Set exercise: Make an exact copy of the entries, and keep any pictures out of it.

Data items
— start —

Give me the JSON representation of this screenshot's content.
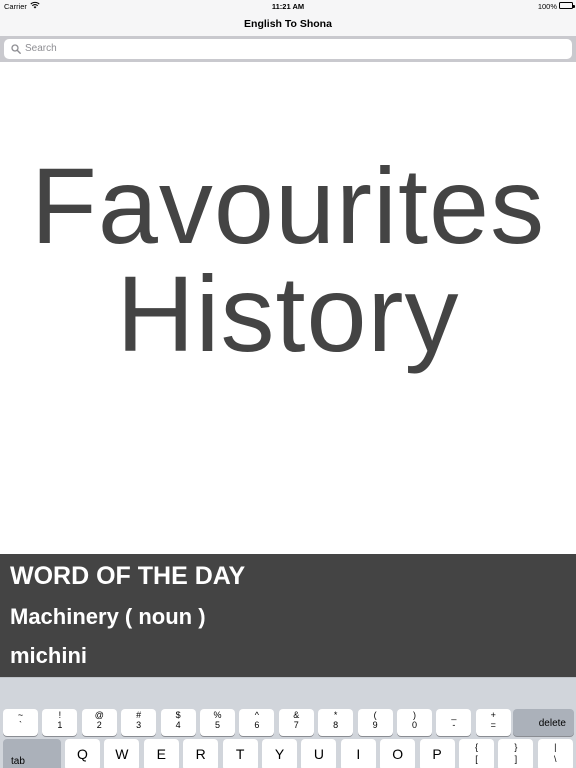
{
  "status_bar": {
    "carrier": "Carrier",
    "time": "11:21 AM",
    "battery": "100%"
  },
  "nav": {
    "title": "English To Shona"
  },
  "search": {
    "placeholder": "Search"
  },
  "hero": {
    "favourites": "Favourites",
    "history": "History"
  },
  "word_of_day": {
    "heading": "WORD OF THE DAY",
    "word": "Machinery ( noun )",
    "translation": "michini"
  },
  "keyboard": {
    "number_row": [
      {
        "top": "~",
        "bottom": "`"
      },
      {
        "top": "!",
        "bottom": "1"
      },
      {
        "top": "@",
        "bottom": "2"
      },
      {
        "top": "#",
        "bottom": "3"
      },
      {
        "top": "$",
        "bottom": "4"
      },
      {
        "top": "%",
        "bottom": "5"
      },
      {
        "top": "^",
        "bottom": "6"
      },
      {
        "top": "&",
        "bottom": "7"
      },
      {
        "top": "*",
        "bottom": "8"
      },
      {
        "top": "(",
        "bottom": "9"
      },
      {
        "top": ")",
        "bottom": "0"
      },
      {
        "top": "_",
        "bottom": "-"
      },
      {
        "top": "+",
        "bottom": "="
      }
    ],
    "delete_label": "delete",
    "tab_label": "tab",
    "letter_row": [
      "Q",
      "W",
      "E",
      "R",
      "T",
      "Y",
      "U",
      "I",
      "O",
      "P"
    ],
    "bracket_row": [
      {
        "top": "{",
        "bottom": "["
      },
      {
        "top": "}",
        "bottom": "]"
      },
      {
        "top": "|",
        "bottom": "\\"
      }
    ]
  }
}
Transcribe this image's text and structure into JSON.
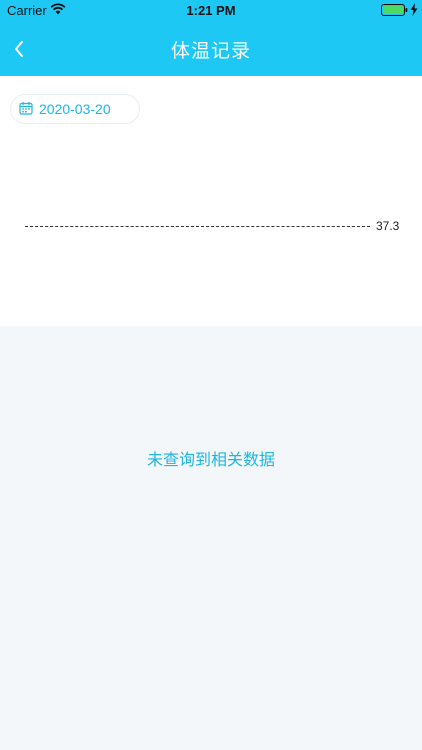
{
  "status_bar": {
    "carrier": "Carrier",
    "time": "1:21 PM"
  },
  "nav": {
    "title": "体温记录",
    "back_icon": "chevron-left-icon"
  },
  "date_filter": {
    "icon": "calendar-icon",
    "value": "2020-03-20"
  },
  "chart": {
    "reference_value": "37.3"
  },
  "empty_state": {
    "message": "未查询到相关数据"
  },
  "colors": {
    "primary": "#1ec8f4",
    "accent_text": "#1eb6e4",
    "background": "#f4f7f9",
    "battery": "#4cd964"
  }
}
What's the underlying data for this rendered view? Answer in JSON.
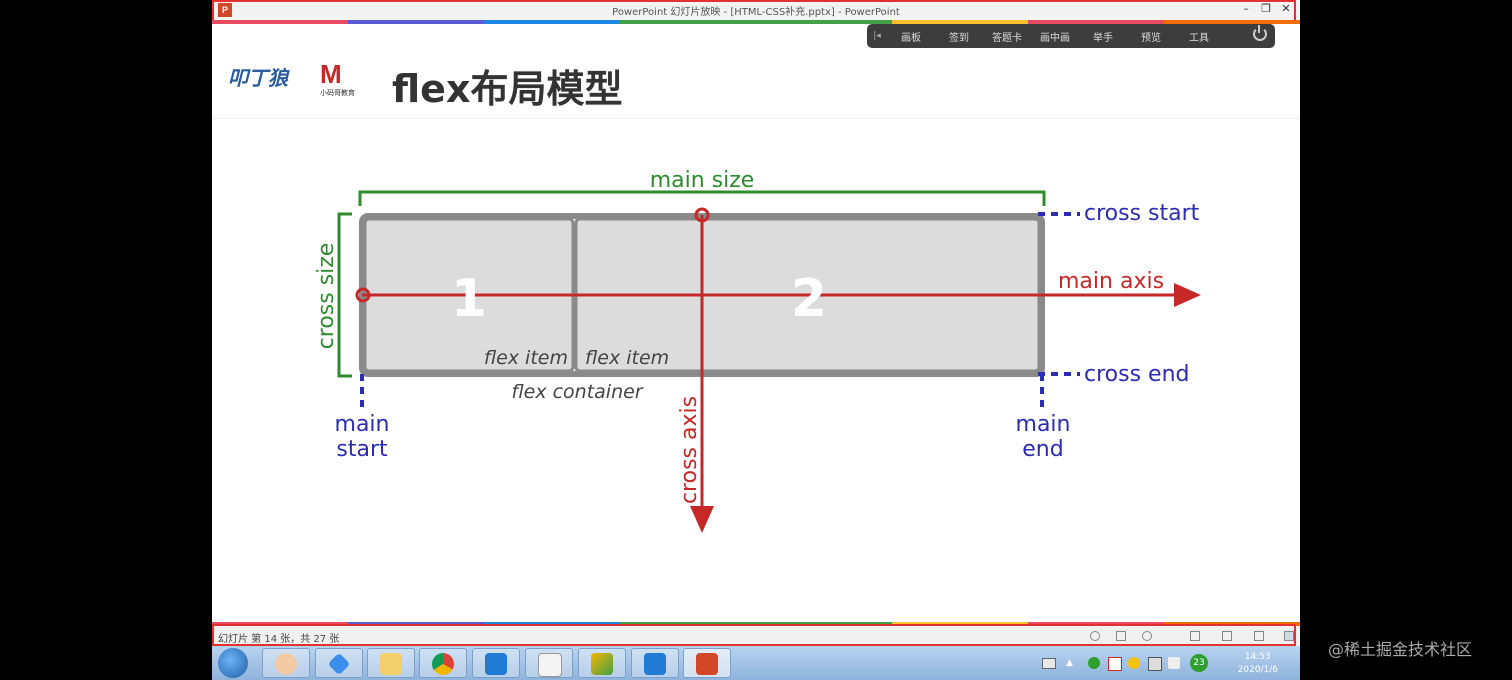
{
  "window": {
    "app_icon": "P",
    "title": "PowerPoint 幻灯片放映 - [HTML-CSS补充.pptx] - PowerPoint",
    "minimize": "–",
    "restore": "❐",
    "close": "✕"
  },
  "toolbar": {
    "items": [
      "画板",
      "签到",
      "答题卡",
      "画中画",
      "举手",
      "预览",
      "工具"
    ]
  },
  "slide": {
    "logo_text": "叩丁狼",
    "logo2_text": "小码哥教育",
    "title": "flex布局模型",
    "labels": {
      "main_size": "main size",
      "cross_size": "cross size",
      "cross_start": "cross start",
      "cross_end": "cross end",
      "main_axis": "main axis",
      "cross_axis": "cross axis",
      "main_start_1": "main",
      "main_start_2": "start",
      "main_end_1": "main",
      "main_end_2": "end",
      "item1_num": "1",
      "item2_num": "2",
      "item1_label": "flex item",
      "item2_label": "flex item",
      "container_label": "flex container"
    },
    "colors": {
      "green": "#2e8b2e",
      "red": "#c62828",
      "blue": "#2b2bb3",
      "gray": "#8a8a8a",
      "item_fill": "#dcdcdc"
    }
  },
  "statusbar": {
    "text": "幻灯片 第 14 张，共 27 张"
  },
  "taskbar": {
    "apps": [
      "user-app",
      "feishu",
      "file-explorer",
      "chrome",
      "vscode",
      "typora",
      "gallery",
      "vscode",
      "powerpoint"
    ],
    "tray_badge": "23",
    "time": "14:53",
    "date": "2020/1/6"
  },
  "watermark": "@稀土掘金技术社区"
}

— end —

Written solution:
Give me the JSON representation of this screenshot's content.
{
  "status_bar": {
    "carrier": "Carrier",
    "time": "11:21 AM",
    "battery": "100%"
  },
  "nav": {
    "title": "English To Shona"
  },
  "search": {
    "placeholder": "Search"
  },
  "hero": {
    "favourites": "Favourites",
    "history": "History"
  },
  "word_of_day": {
    "heading": "WORD OF THE DAY",
    "word": "Machinery ( noun )",
    "translation": "michini"
  },
  "keyboard": {
    "number_row": [
      {
        "top": "~",
        "bottom": "`"
      },
      {
        "top": "!",
        "bottom": "1"
      },
      {
        "top": "@",
        "bottom": "2"
      },
      {
        "top": "#",
        "bottom": "3"
      },
      {
        "top": "$",
        "bottom": "4"
      },
      {
        "top": "%",
        "bottom": "5"
      },
      {
        "top": "^",
        "bottom": "6"
      },
      {
        "top": "&",
        "bottom": "7"
      },
      {
        "top": "*",
        "bottom": "8"
      },
      {
        "top": "(",
        "bottom": "9"
      },
      {
        "top": ")",
        "bottom": "0"
      },
      {
        "top": "_",
        "bottom": "-"
      },
      {
        "top": "+",
        "bottom": "="
      }
    ],
    "delete_label": "delete",
    "tab_label": "tab",
    "letter_row": [
      "Q",
      "W",
      "E",
      "R",
      "T",
      "Y",
      "U",
      "I",
      "O",
      "P"
    ],
    "bracket_row": [
      {
        "top": "{",
        "bottom": "["
      },
      {
        "top": "}",
        "bottom": "]"
      },
      {
        "top": "|",
        "bottom": "\\"
      }
    ]
  }
}
Transcribe this image's text and structure into JSON.
{
  "status_bar": {
    "carrier": "Carrier",
    "time": "1:21 PM"
  },
  "nav": {
    "title": "体温记录",
    "back_icon": "chevron-left-icon"
  },
  "date_filter": {
    "icon": "calendar-icon",
    "value": "2020-03-20"
  },
  "chart": {
    "reference_value": "37.3"
  },
  "empty_state": {
    "message": "未查询到相关数据"
  },
  "colors": {
    "primary": "#1ec8f4",
    "accent_text": "#1eb6e4",
    "background": "#f4f7f9",
    "battery": "#4cd964"
  }
}
What's the underlying data for this rendered view? Answer in JSON.
{
  "window": {
    "app_icon": "P",
    "title": "PowerPoint 幻灯片放映 - [HTML-CSS补充.pptx] - PowerPoint",
    "minimize": "–",
    "restore": "❐",
    "close": "✕"
  },
  "toolbar": {
    "items": [
      "画板",
      "签到",
      "答题卡",
      "画中画",
      "举手",
      "预览",
      "工具"
    ]
  },
  "slide": {
    "logo_text": "叩丁狼",
    "logo2_text": "小码哥教育",
    "title": "flex布局模型",
    "labels": {
      "main_size": "main size",
      "cross_size": "cross size",
      "cross_start": "cross start",
      "cross_end": "cross end",
      "main_axis": "main axis",
      "cross_axis": "cross axis",
      "main_start_1": "main",
      "main_start_2": "start",
      "main_end_1": "main",
      "main_end_2": "end",
      "item1_num": "1",
      "item2_num": "2",
      "item1_label": "flex item",
      "item2_label": "flex item",
      "container_label": "flex container"
    },
    "colors": {
      "green": "#2e8b2e",
      "red": "#c62828",
      "blue": "#2b2bb3",
      "gray": "#8a8a8a",
      "item_fill": "#dcdcdc"
    }
  },
  "statusbar": {
    "text": "幻灯片 第 14 张，共 27 张"
  },
  "taskbar": {
    "apps": [
      "user-app",
      "feishu",
      "file-explorer",
      "chrome",
      "vscode",
      "typora",
      "gallery",
      "vscode",
      "powerpoint"
    ],
    "tray_badge": "23",
    "time": "14:53",
    "date": "2020/1/6"
  },
  "watermark": "@稀土掘金技术社区"
}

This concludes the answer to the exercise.